------ Entries

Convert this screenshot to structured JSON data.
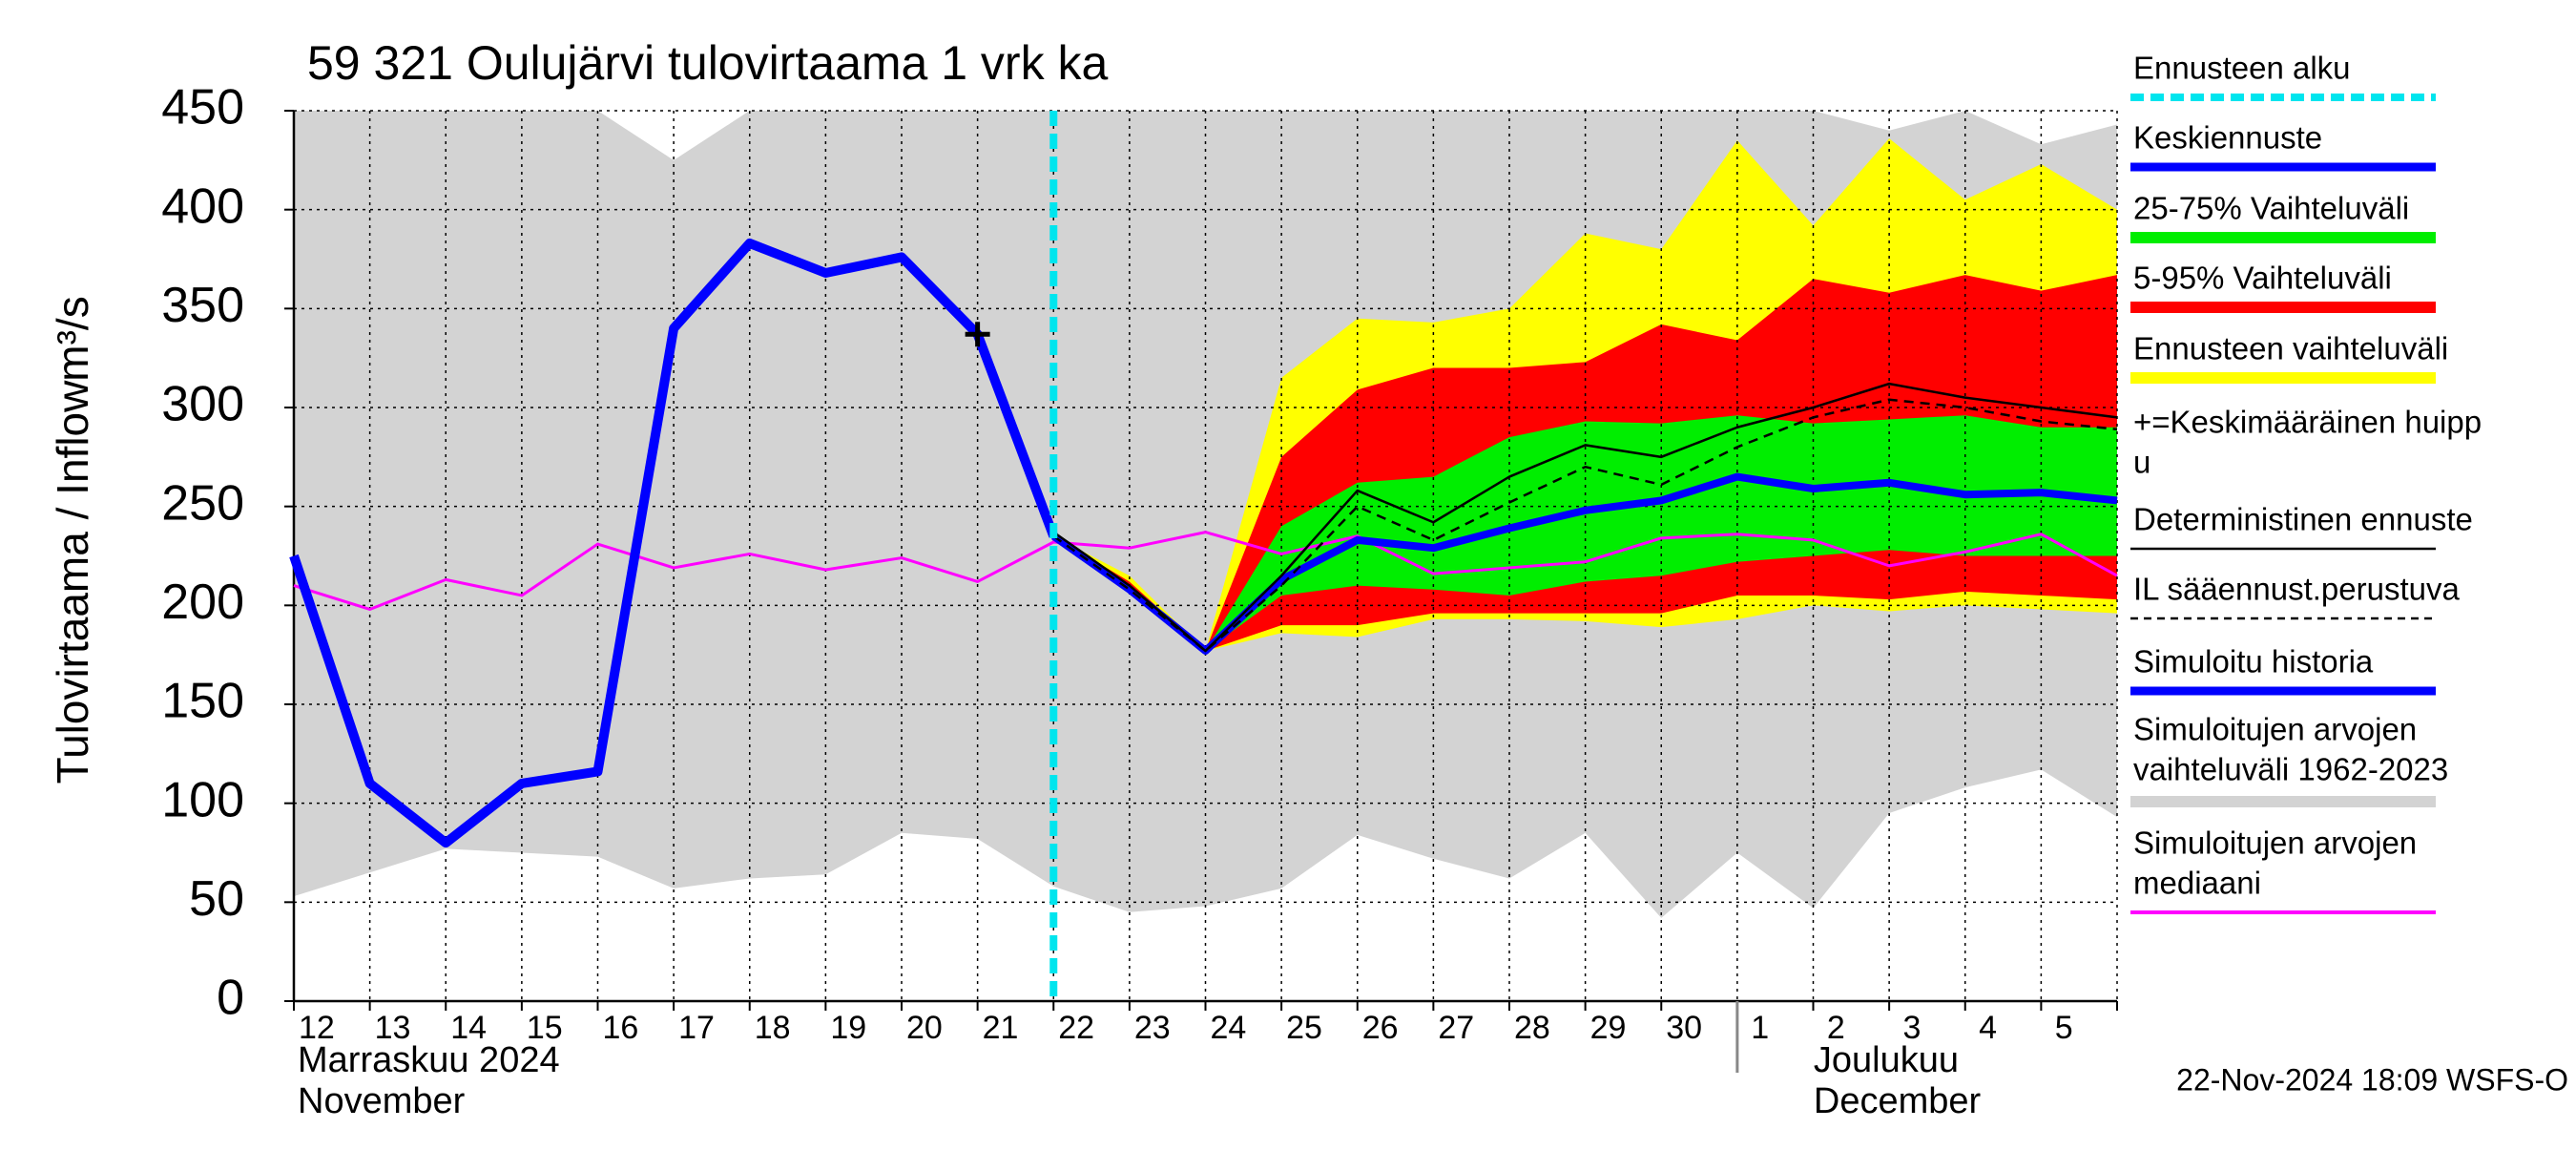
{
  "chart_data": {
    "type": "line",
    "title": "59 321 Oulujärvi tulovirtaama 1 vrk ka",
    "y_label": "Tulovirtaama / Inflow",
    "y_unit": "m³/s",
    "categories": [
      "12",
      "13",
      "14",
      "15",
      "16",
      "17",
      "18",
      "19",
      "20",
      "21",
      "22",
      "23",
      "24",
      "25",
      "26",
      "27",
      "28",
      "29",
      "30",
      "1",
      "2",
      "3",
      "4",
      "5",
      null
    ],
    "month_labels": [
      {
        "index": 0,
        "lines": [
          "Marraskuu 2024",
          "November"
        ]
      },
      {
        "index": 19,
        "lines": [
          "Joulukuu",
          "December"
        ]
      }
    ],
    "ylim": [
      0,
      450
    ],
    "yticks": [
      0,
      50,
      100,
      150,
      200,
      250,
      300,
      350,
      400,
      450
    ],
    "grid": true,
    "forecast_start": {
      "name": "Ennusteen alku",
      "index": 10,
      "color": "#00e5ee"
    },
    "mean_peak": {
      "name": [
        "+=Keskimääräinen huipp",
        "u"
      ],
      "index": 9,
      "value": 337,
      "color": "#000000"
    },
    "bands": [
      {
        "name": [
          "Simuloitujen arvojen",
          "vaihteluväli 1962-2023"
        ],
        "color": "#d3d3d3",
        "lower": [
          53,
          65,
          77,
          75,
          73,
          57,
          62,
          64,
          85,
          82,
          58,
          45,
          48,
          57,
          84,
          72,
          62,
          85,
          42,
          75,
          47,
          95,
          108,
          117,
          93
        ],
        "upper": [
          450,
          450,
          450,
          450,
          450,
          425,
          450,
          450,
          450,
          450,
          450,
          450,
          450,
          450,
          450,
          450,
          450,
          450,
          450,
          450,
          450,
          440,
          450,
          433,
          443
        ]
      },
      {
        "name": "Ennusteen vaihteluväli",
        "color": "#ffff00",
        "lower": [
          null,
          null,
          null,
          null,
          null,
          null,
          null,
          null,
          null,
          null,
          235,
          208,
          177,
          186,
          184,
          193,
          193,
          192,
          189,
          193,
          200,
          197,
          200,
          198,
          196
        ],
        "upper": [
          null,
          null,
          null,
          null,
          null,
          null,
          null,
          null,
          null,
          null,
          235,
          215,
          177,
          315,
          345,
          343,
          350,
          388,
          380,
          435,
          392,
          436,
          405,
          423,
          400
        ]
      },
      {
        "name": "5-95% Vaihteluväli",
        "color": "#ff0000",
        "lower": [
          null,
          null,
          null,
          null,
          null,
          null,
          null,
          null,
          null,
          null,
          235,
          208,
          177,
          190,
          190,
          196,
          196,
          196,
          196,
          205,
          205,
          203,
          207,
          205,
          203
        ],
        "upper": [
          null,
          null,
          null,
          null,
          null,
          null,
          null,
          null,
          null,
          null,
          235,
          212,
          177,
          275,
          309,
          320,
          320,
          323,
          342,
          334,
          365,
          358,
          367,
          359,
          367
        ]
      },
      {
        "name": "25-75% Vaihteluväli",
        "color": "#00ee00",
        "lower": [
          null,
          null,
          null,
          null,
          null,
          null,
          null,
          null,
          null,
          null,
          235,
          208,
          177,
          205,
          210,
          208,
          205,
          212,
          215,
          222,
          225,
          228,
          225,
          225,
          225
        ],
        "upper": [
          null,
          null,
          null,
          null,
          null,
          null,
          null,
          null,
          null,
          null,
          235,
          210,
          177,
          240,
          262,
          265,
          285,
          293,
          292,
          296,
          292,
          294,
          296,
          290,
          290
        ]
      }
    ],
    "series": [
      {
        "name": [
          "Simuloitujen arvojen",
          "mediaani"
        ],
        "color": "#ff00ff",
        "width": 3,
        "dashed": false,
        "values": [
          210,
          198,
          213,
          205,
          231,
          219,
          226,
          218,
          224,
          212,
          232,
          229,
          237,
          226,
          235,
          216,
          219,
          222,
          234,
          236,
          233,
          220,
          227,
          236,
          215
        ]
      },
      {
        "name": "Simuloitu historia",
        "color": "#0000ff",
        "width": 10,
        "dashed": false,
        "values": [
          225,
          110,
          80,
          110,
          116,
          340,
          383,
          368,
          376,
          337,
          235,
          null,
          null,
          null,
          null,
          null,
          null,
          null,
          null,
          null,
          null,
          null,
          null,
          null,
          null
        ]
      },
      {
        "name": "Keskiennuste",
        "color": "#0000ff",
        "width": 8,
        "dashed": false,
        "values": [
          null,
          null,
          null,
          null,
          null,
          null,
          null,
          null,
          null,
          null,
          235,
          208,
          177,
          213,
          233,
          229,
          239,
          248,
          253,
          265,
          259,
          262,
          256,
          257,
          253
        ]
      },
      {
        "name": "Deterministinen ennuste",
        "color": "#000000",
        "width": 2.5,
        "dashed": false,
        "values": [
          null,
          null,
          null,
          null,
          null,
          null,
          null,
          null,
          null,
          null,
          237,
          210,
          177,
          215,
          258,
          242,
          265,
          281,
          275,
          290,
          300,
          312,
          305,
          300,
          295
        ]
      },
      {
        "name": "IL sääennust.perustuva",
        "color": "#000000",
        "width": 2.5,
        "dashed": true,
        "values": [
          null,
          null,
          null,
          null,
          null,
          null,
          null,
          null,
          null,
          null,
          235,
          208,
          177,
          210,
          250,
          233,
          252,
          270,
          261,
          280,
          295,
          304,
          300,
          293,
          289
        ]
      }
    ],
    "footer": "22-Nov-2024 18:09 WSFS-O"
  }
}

------------

> **Directions for this task**
Copy every line from the entries that contains the word "name".

> **Result for this exercise**
      "name": "Ennusteen alku",
      "name": [
        "name": [
        "name": "Ennusteen vaihteluväli",
        "name": "5-95% Vaihteluväli",
        "name": "25-75% Vaihteluväli",
        "name": [
        "name": "Simuloitu historia",
        "name": "Keskiennuste",
        "name": "Deterministinen ennuste",
        "name": "IL sääennust.perustuva",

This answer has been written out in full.